■ Exercise description ■
Collect every line in the records below that contains the word "this".

(Entries with figure data)
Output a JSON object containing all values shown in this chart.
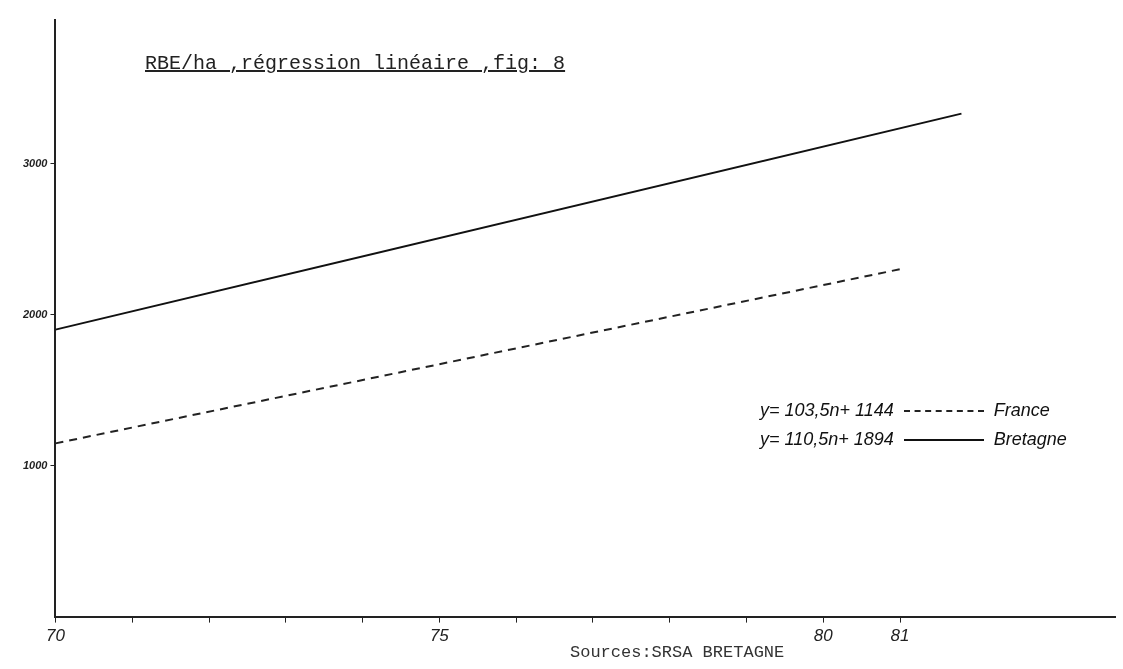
{
  "chart_data": {
    "type": "line",
    "title": "RBE/ha ,régression linéaire ,fig: 8",
    "xlim": [
      70,
      83.8
    ],
    "xticks": [
      70,
      {
        "value": 71,
        "label": null
      },
      {
        "value": 72,
        "label": null
      },
      {
        "value": 73,
        "label": null
      },
      {
        "value": 74,
        "label": null
      },
      75,
      {
        "value": 76,
        "label": null
      },
      {
        "value": 77,
        "label": null
      },
      {
        "value": 78,
        "label": null
      },
      {
        "value": 79,
        "label": null
      },
      80,
      81
    ],
    "ylim": [
      0,
      3950
    ],
    "yticks": [
      1000,
      2000,
      3000
    ],
    "series": [
      {
        "name": "France",
        "color": "#222222",
        "line_style": "dashed",
        "x": [
          70,
          81
        ],
        "values": [
          1147,
          2300
        ]
      },
      {
        "name": "Bretagne",
        "color": "#111111",
        "line_style": "solid",
        "x": [
          70,
          81.8
        ],
        "values": [
          1900,
          3330
        ]
      }
    ],
    "annotations": [
      "y= 103,5n+ 1144",
      "y= 110,5n+ 1894",
      "Sources:SRSA BRETAGNE"
    ],
    "legend": "right",
    "marker": "none",
    "grid": false
  }
}
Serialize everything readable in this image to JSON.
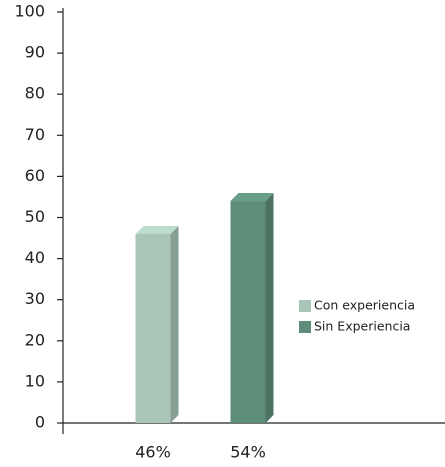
{
  "chart_data": {
    "type": "bar",
    "categories": [
      null
    ],
    "series": [
      {
        "name": "Con experiencia",
        "color": "#a8c5b8",
        "values": [
          46
        ],
        "value_labels": [
          "46%"
        ]
      },
      {
        "name": "Sin Experiencia",
        "color": "#5e8e7a",
        "values": [
          54
        ],
        "value_labels": [
          "54%"
        ]
      }
    ],
    "ylim": [
      0,
      100
    ],
    "yticks": [
      0,
      10,
      20,
      30,
      40,
      50,
      60,
      70,
      80,
      90,
      100
    ],
    "grid": false,
    "legend": "right"
  }
}
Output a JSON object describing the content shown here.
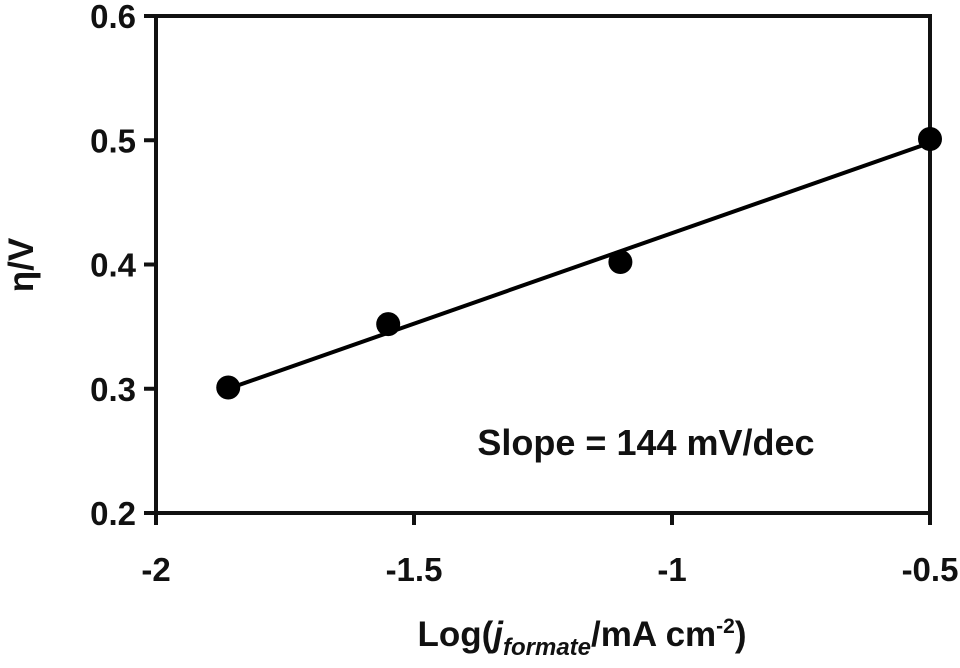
{
  "chart_data": {
    "type": "scatter",
    "x": [
      -1.86,
      -1.55,
      -1.1,
      -0.5
    ],
    "y": [
      0.301,
      0.352,
      0.402,
      0.501
    ],
    "fit_line": {
      "x": [
        -1.86,
        -0.5
      ],
      "y": [
        0.3,
        0.498
      ]
    },
    "xlim": [
      -2,
      -0.5
    ],
    "ylim": [
      0.2,
      0.6
    ],
    "xticks": [
      -2,
      -1.5,
      -1,
      -0.5
    ],
    "xtick_labels": [
      "-2",
      "-1.5",
      "-1",
      "-0.5"
    ],
    "yticks": [
      0.2,
      0.3,
      0.4,
      0.5,
      0.6
    ],
    "ytick_labels": [
      "0.2",
      "0.3",
      "0.4",
      "0.5",
      "0.6"
    ],
    "xlabel": {
      "prefix": "Log(",
      "italic": "j",
      "subscript": "formate",
      "middle": "/mA cm",
      "superscript": "-2",
      "suffix": ")"
    },
    "ylabel": "η/V",
    "annotation": "Slope = 144 mV/dec",
    "grid": false,
    "legend": "none",
    "colors": {
      "marker": "#000000",
      "line": "#000000",
      "axis": "#111111"
    }
  }
}
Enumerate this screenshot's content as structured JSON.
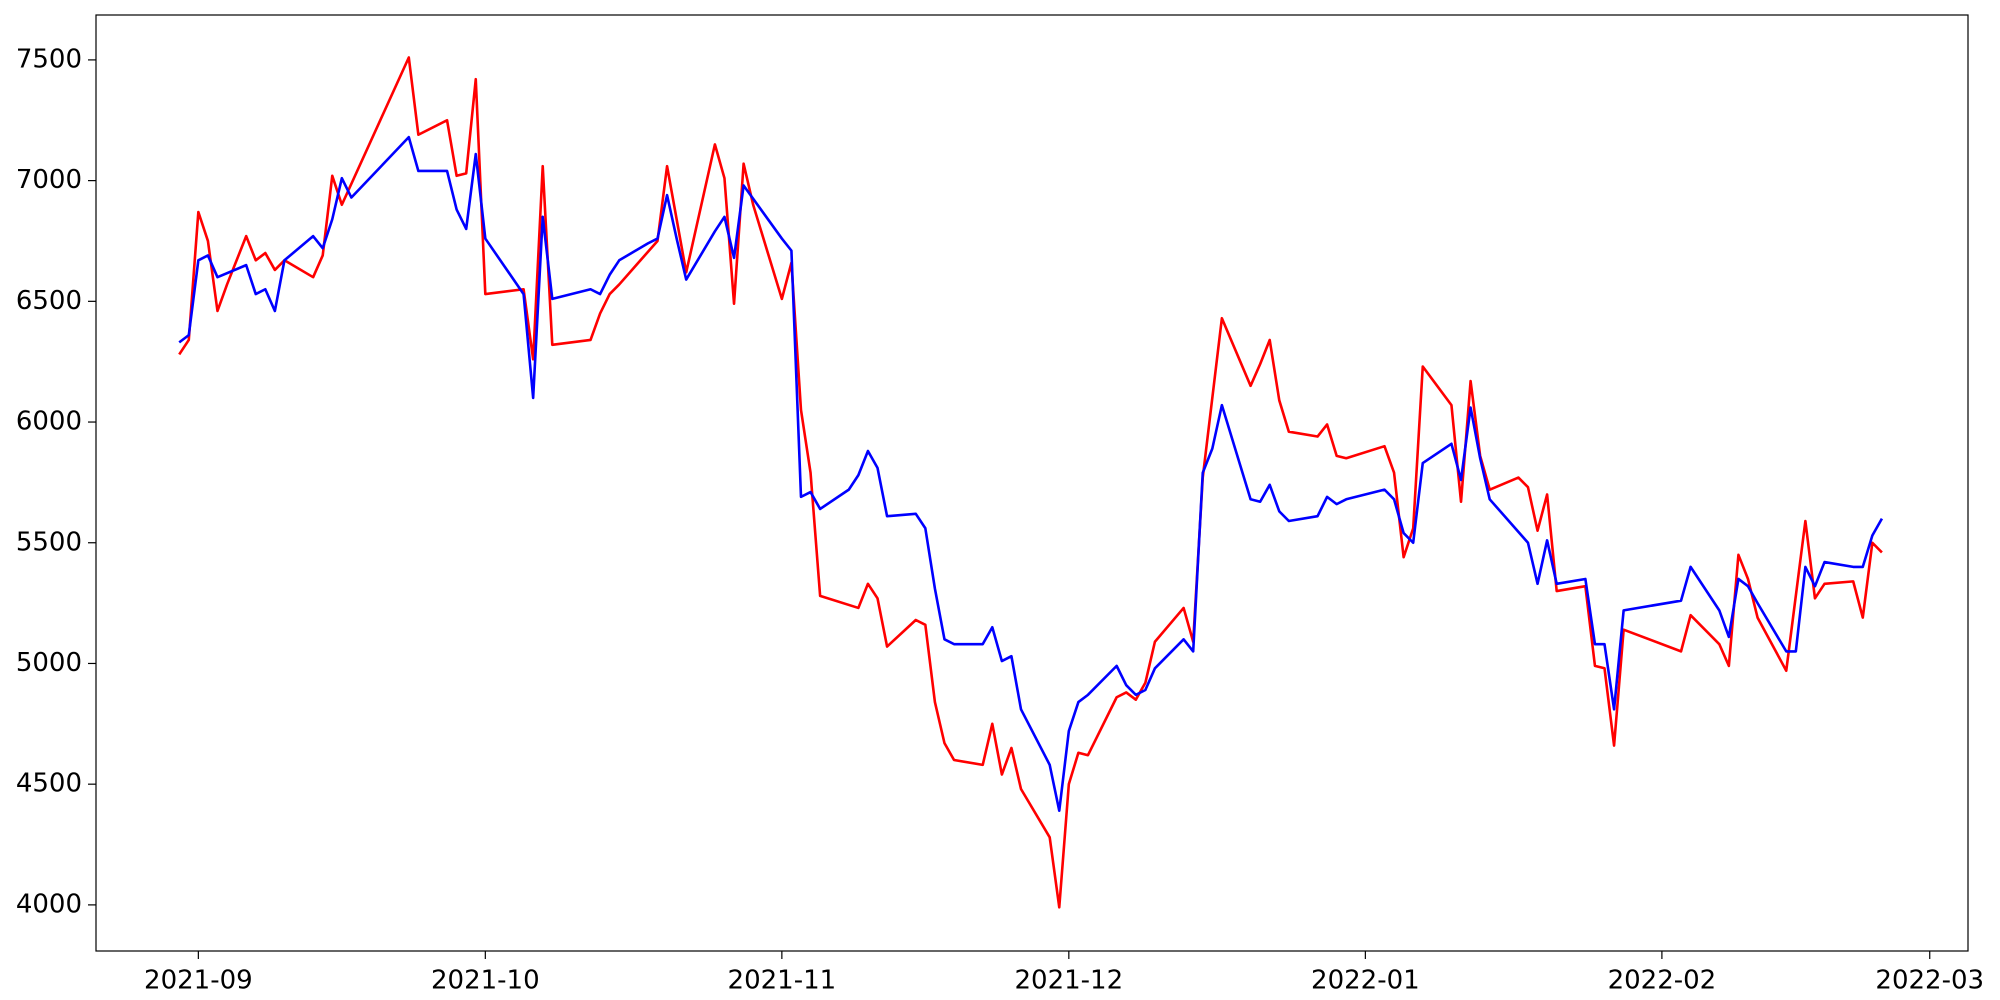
{
  "chart_data": {
    "type": "line",
    "xlim": [
      -10.7,
      185.0
    ],
    "xticks": [
      {
        "value": 0,
        "label": "2021-09"
      },
      {
        "value": 30,
        "label": "2021-10"
      },
      {
        "value": 61,
        "label": "2021-11"
      },
      {
        "value": 91,
        "label": "2021-12"
      },
      {
        "value": 122,
        "label": "2022-01"
      },
      {
        "value": 153,
        "label": "2022-02"
      },
      {
        "value": 181,
        "label": "2022-03"
      }
    ],
    "ylim": [
      3809,
      7686
    ],
    "yticks": [
      4000,
      4500,
      5000,
      5500,
      6000,
      6500,
      7000,
      7500
    ],
    "grid": false,
    "series": [
      {
        "color": "#ff0000",
        "x": [
          -2,
          -1,
          0,
          1,
          2,
          3,
          5,
          6,
          7,
          8,
          9,
          12,
          13,
          14,
          15,
          22,
          23,
          26,
          27,
          28,
          29,
          30,
          34,
          35,
          36,
          37,
          41,
          42,
          43,
          44,
          48,
          49,
          51,
          54,
          55,
          56,
          57,
          58,
          61,
          62,
          63,
          64,
          65,
          69,
          70,
          71,
          72,
          75,
          76,
          77,
          78,
          79,
          82,
          83,
          84,
          85,
          86,
          89,
          90,
          91,
          92,
          93,
          96,
          97,
          98,
          99,
          100,
          103,
          104,
          105,
          107,
          110,
          111,
          112,
          113,
          114,
          117,
          118,
          119,
          120,
          124,
          125,
          126,
          127,
          128,
          131,
          132,
          133,
          134,
          135,
          138,
          139,
          140,
          141,
          142,
          145,
          146,
          147,
          148,
          149,
          155,
          156,
          159,
          160,
          161,
          162,
          163,
          166,
          168,
          169,
          170,
          173,
          174,
          175,
          176
        ],
        "values": [
          6280,
          6340,
          6870,
          6750,
          6460,
          6570,
          6770,
          6670,
          6700,
          6630,
          6670,
          6600,
          6690,
          7020,
          6900,
          7510,
          7190,
          7250,
          7020,
          7030,
          7420,
          6530,
          6550,
          6260,
          7060,
          6320,
          6340,
          6450,
          6530,
          6570,
          6750,
          7060,
          6620,
          7150,
          7010,
          6490,
          7070,
          6900,
          6510,
          6660,
          6050,
          5790,
          5280,
          5230,
          5330,
          5270,
          5070,
          5180,
          5160,
          4840,
          4670,
          4600,
          4580,
          4750,
          4540,
          4650,
          4480,
          4280,
          3990,
          4500,
          4630,
          4620,
          4860,
          4880,
          4850,
          4920,
          5090,
          5230,
          5090,
          5770,
          6430,
          6150,
          6240,
          6340,
          6090,
          5960,
          5940,
          5990,
          5860,
          5850,
          5900,
          5790,
          5440,
          5560,
          6230,
          6070,
          5670,
          6170,
          5860,
          5720,
          5770,
          5730,
          5550,
          5700,
          5300,
          5320,
          4990,
          4980,
          4660,
          5140,
          5050,
          5200,
          5080,
          4990,
          5450,
          5350,
          5190,
          4970,
          5590,
          5270,
          5330,
          5340,
          5190,
          5500,
          5460
        ]
      },
      {
        "color": "#0000ff",
        "x": [
          -2,
          -1,
          0,
          1,
          2,
          5,
          6,
          7,
          8,
          9,
          12,
          13,
          14,
          15,
          16,
          22,
          23,
          26,
          27,
          28,
          29,
          30,
          34,
          35,
          36,
          37,
          41,
          42,
          43,
          44,
          47,
          48,
          49,
          50,
          51,
          54,
          55,
          56,
          57,
          61,
          62,
          63,
          64,
          65,
          68,
          69,
          70,
          71,
          72,
          75,
          76,
          77,
          78,
          79,
          82,
          83,
          84,
          85,
          86,
          89,
          90,
          91,
          92,
          93,
          96,
          97,
          98,
          99,
          100,
          103,
          104,
          105,
          106,
          107,
          110,
          111,
          112,
          113,
          114,
          117,
          118,
          119,
          120,
          124,
          125,
          126,
          127,
          128,
          131,
          132,
          133,
          134,
          135,
          139,
          140,
          141,
          142,
          145,
          146,
          147,
          148,
          149,
          155,
          156,
          159,
          160,
          161,
          162,
          163,
          166,
          167,
          168,
          169,
          170,
          173,
          174,
          175,
          176
        ],
        "values": [
          6330,
          6360,
          6670,
          6690,
          6600,
          6650,
          6530,
          6550,
          6460,
          6670,
          6770,
          6720,
          6840,
          7010,
          6930,
          7180,
          7040,
          7040,
          6880,
          6800,
          7110,
          6760,
          6530,
          6100,
          6850,
          6510,
          6550,
          6530,
          6610,
          6670,
          6740,
          6760,
          6940,
          6760,
          6590,
          6790,
          6850,
          6680,
          6980,
          6760,
          6710,
          5690,
          5710,
          5640,
          5720,
          5780,
          5880,
          5810,
          5610,
          5620,
          5560,
          5310,
          5100,
          5080,
          5080,
          5150,
          5010,
          5030,
          4810,
          4580,
          4390,
          4720,
          4840,
          4870,
          4990,
          4910,
          4870,
          4890,
          4980,
          5100,
          5050,
          5790,
          5890,
          6070,
          5680,
          5670,
          5740,
          5630,
          5590,
          5610,
          5690,
          5660,
          5680,
          5720,
          5680,
          5540,
          5500,
          5830,
          5910,
          5760,
          6060,
          5850,
          5680,
          5500,
          5330,
          5510,
          5330,
          5350,
          5080,
          5080,
          4810,
          5220,
          5260,
          5400,
          5220,
          5110,
          5350,
          5320,
          5250,
          5050,
          5050,
          5400,
          5320,
          5420,
          5400,
          5400,
          5530,
          5600
        ]
      }
    ]
  }
}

■ Exercise result ■
Output a JSON object containing all values shown in this chart.
Serialize everything readable in this image to JSON.
Enumerate this screenshot's content as structured JSON.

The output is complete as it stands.